Copy every line from the start of the records through the line containing "x-tick-label: 15% (557, 323, 587, 340)", both ends included, with no changes.

>> begin RECORDS PROVIDED

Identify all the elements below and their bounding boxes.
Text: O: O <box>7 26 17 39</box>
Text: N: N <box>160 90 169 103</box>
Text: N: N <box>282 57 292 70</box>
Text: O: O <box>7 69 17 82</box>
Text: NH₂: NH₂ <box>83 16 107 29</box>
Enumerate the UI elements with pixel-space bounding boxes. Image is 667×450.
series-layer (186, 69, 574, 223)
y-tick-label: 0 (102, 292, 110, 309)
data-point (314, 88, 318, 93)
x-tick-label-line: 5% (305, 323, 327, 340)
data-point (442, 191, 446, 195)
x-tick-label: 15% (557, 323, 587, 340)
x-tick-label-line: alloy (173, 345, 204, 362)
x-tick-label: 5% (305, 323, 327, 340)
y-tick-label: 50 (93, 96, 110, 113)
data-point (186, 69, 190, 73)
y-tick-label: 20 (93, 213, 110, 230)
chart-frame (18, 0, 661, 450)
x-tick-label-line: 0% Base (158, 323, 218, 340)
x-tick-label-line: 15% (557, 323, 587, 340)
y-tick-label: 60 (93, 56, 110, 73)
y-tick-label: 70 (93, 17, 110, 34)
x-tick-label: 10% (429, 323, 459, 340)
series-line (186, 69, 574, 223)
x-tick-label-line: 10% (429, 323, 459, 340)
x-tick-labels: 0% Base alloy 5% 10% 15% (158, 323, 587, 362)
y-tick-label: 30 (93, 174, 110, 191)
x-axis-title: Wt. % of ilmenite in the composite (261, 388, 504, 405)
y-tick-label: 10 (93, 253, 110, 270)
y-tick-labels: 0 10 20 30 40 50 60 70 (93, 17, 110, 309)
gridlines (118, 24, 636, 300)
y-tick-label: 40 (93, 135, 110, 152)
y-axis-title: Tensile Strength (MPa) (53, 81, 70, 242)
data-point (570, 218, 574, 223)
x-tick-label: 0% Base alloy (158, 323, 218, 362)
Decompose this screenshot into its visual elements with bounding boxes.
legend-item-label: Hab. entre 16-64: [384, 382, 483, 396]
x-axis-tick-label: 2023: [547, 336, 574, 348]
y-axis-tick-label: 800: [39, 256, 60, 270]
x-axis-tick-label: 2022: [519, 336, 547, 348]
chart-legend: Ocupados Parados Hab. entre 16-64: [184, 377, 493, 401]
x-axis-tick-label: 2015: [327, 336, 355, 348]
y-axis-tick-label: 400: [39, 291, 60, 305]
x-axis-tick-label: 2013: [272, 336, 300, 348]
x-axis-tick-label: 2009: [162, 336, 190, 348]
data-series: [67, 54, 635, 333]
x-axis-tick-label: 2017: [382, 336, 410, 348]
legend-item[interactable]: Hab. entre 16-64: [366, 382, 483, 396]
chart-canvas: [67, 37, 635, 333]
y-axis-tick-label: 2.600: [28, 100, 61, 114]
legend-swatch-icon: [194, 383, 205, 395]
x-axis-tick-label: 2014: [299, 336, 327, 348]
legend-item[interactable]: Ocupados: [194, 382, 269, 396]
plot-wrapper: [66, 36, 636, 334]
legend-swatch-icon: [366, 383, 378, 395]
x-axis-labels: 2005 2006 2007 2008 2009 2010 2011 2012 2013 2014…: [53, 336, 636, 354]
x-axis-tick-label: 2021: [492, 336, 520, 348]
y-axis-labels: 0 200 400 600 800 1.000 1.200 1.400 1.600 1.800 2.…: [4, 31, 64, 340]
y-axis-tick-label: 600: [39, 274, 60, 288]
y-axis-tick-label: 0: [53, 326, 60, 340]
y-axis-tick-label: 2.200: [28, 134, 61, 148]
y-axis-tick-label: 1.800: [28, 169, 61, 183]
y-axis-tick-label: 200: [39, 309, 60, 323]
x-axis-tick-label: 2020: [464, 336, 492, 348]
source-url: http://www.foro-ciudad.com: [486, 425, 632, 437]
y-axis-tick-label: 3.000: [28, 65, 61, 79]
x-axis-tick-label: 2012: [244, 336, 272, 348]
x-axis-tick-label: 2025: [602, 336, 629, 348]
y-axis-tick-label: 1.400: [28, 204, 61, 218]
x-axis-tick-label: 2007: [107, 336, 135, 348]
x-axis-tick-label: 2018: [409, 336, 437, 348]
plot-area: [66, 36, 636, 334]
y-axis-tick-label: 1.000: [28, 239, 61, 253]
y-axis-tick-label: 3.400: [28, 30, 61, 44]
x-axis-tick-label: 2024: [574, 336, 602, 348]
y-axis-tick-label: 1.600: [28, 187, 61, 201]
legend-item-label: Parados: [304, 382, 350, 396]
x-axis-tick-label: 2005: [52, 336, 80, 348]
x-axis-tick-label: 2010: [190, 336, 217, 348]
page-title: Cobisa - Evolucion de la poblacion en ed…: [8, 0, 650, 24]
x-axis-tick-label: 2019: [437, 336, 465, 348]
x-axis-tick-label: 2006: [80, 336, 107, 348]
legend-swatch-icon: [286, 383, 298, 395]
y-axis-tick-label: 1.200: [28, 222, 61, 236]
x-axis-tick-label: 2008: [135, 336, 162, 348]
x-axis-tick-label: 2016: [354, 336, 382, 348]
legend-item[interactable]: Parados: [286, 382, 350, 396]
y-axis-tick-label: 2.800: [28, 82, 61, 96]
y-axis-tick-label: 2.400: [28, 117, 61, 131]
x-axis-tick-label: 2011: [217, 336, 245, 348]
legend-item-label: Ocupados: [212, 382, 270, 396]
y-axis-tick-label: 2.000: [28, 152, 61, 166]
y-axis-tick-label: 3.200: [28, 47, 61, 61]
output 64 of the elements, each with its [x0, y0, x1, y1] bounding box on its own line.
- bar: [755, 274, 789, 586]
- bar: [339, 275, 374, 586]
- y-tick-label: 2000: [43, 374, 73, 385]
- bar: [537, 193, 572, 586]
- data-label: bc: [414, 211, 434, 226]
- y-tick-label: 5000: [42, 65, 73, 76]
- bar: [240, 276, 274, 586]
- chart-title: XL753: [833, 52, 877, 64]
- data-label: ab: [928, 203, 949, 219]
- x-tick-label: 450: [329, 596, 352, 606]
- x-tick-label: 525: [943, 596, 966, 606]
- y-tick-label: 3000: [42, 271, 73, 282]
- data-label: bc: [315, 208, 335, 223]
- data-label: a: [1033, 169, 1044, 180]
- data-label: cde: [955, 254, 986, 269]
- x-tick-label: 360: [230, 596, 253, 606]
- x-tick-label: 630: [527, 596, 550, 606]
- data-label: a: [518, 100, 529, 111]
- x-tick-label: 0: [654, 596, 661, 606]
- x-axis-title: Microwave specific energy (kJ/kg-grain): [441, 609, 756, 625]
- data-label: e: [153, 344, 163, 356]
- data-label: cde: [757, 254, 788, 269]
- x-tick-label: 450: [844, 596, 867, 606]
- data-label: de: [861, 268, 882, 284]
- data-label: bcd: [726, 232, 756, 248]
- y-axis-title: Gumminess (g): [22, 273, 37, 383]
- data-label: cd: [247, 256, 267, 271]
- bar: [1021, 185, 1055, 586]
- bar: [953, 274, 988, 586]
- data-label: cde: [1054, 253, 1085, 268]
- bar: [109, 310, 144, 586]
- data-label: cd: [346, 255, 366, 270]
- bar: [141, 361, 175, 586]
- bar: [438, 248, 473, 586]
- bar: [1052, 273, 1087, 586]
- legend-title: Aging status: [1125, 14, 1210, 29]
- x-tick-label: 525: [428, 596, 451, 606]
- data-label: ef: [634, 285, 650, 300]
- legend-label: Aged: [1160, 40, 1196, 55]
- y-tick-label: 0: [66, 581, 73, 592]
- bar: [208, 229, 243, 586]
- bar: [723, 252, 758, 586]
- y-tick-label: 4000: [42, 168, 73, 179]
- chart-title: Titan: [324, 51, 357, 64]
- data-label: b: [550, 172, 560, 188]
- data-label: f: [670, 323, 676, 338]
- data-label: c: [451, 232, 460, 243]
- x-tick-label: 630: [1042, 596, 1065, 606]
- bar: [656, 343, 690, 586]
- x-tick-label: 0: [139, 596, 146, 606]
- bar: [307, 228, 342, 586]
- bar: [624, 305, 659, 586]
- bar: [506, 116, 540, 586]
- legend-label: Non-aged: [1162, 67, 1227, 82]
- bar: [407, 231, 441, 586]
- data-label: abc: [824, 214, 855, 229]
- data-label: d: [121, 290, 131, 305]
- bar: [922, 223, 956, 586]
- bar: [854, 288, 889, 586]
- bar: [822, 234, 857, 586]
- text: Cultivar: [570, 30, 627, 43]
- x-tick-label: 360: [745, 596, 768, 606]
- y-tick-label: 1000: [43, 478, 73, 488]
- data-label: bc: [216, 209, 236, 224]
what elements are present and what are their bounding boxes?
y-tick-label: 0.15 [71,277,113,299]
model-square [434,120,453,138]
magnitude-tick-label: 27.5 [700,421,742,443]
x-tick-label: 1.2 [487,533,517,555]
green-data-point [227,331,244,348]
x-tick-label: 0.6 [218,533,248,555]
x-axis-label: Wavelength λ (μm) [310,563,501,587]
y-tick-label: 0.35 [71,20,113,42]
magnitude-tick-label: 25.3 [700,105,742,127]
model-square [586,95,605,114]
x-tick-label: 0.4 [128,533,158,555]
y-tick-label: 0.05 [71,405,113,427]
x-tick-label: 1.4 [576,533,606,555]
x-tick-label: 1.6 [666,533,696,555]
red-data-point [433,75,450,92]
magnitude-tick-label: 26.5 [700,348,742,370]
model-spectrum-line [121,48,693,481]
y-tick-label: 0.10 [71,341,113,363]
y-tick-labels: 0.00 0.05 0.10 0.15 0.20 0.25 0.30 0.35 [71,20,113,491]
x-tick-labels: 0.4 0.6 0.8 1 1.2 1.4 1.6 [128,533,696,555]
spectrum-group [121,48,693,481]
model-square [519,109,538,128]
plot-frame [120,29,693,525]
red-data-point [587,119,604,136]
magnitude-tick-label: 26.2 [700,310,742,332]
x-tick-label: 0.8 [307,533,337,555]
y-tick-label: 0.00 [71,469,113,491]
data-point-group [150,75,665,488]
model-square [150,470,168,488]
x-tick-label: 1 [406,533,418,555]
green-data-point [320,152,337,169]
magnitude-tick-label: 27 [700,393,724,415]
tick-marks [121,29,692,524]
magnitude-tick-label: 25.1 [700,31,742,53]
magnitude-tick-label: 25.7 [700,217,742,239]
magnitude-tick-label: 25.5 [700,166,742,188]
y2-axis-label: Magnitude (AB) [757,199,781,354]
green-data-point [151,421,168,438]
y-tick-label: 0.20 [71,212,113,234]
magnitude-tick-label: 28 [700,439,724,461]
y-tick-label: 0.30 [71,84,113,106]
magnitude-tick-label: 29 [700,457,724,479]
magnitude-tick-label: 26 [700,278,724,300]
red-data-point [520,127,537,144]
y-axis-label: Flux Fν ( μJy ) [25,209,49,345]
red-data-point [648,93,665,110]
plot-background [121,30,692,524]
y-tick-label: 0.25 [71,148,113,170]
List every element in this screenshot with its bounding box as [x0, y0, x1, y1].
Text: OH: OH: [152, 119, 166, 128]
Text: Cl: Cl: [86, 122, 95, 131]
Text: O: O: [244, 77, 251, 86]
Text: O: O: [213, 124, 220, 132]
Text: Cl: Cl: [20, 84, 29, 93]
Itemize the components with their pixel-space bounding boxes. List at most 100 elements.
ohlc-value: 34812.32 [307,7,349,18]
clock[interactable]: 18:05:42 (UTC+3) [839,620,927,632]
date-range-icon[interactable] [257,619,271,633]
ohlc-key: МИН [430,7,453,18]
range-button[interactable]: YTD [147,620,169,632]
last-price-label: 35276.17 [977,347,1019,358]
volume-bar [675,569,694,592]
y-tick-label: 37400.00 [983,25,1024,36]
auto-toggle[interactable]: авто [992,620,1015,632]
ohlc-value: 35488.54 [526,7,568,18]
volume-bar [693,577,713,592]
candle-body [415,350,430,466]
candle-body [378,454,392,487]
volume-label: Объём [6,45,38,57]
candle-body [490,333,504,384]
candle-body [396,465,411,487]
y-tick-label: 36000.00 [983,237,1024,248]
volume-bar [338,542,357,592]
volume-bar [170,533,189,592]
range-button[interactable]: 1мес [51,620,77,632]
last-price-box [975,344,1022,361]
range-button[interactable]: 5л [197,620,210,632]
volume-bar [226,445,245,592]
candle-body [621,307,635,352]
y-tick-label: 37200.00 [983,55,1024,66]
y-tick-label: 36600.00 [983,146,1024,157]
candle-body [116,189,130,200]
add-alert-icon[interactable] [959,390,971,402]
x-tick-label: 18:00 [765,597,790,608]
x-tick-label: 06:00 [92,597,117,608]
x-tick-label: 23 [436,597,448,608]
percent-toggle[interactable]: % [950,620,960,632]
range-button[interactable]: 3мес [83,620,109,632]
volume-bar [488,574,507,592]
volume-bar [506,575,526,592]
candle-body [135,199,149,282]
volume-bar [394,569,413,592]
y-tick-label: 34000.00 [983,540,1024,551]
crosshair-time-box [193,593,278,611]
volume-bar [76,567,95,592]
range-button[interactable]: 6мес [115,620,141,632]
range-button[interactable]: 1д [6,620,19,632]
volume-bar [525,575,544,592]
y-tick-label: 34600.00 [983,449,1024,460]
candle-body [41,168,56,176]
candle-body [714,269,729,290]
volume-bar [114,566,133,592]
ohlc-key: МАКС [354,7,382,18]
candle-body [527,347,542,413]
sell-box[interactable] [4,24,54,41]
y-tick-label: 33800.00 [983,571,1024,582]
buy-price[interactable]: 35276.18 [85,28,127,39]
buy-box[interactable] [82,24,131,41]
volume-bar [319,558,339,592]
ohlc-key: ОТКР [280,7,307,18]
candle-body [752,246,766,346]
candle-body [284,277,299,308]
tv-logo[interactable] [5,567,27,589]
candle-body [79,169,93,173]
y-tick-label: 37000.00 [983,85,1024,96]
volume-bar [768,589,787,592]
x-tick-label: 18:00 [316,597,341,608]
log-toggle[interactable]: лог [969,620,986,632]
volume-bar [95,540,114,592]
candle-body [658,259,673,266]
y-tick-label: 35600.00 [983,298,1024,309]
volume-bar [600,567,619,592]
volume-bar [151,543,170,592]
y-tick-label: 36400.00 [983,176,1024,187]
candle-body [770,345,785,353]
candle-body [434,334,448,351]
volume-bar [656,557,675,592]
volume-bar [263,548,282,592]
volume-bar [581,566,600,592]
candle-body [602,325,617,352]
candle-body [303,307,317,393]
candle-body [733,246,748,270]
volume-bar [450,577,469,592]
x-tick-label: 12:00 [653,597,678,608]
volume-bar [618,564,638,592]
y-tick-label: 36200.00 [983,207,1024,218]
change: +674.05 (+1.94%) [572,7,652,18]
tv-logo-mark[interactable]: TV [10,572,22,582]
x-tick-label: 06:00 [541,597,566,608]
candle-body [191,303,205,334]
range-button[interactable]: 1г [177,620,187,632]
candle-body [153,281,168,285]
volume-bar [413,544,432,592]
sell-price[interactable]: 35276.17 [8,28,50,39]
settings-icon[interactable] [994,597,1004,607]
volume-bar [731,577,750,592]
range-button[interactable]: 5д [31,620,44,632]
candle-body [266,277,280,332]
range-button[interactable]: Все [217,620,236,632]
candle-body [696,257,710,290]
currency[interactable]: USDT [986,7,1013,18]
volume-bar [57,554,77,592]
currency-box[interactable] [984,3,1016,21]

>> end RECORDS PROVIDED

**RESPONSE TO THIS TASK:**
Identify all the elements below and their bounding boxes.
Text: O: O <box>7 26 17 39</box>
Text: N: N <box>160 90 169 103</box>
Text: N: N <box>282 57 292 70</box>
Text: O: O <box>7 69 17 82</box>
Text: NH₂: NH₂ <box>83 16 107 29</box>
Enumerate the UI elements with pixel-space bounding boxes. Image is 667×450.
series-layer (186, 69, 574, 223)
y-tick-label: 0 (102, 292, 110, 309)
data-point (314, 88, 318, 93)
x-tick-label-line: 5% (305, 323, 327, 340)
data-point (442, 191, 446, 195)
x-tick-label: 15% (557, 323, 587, 340)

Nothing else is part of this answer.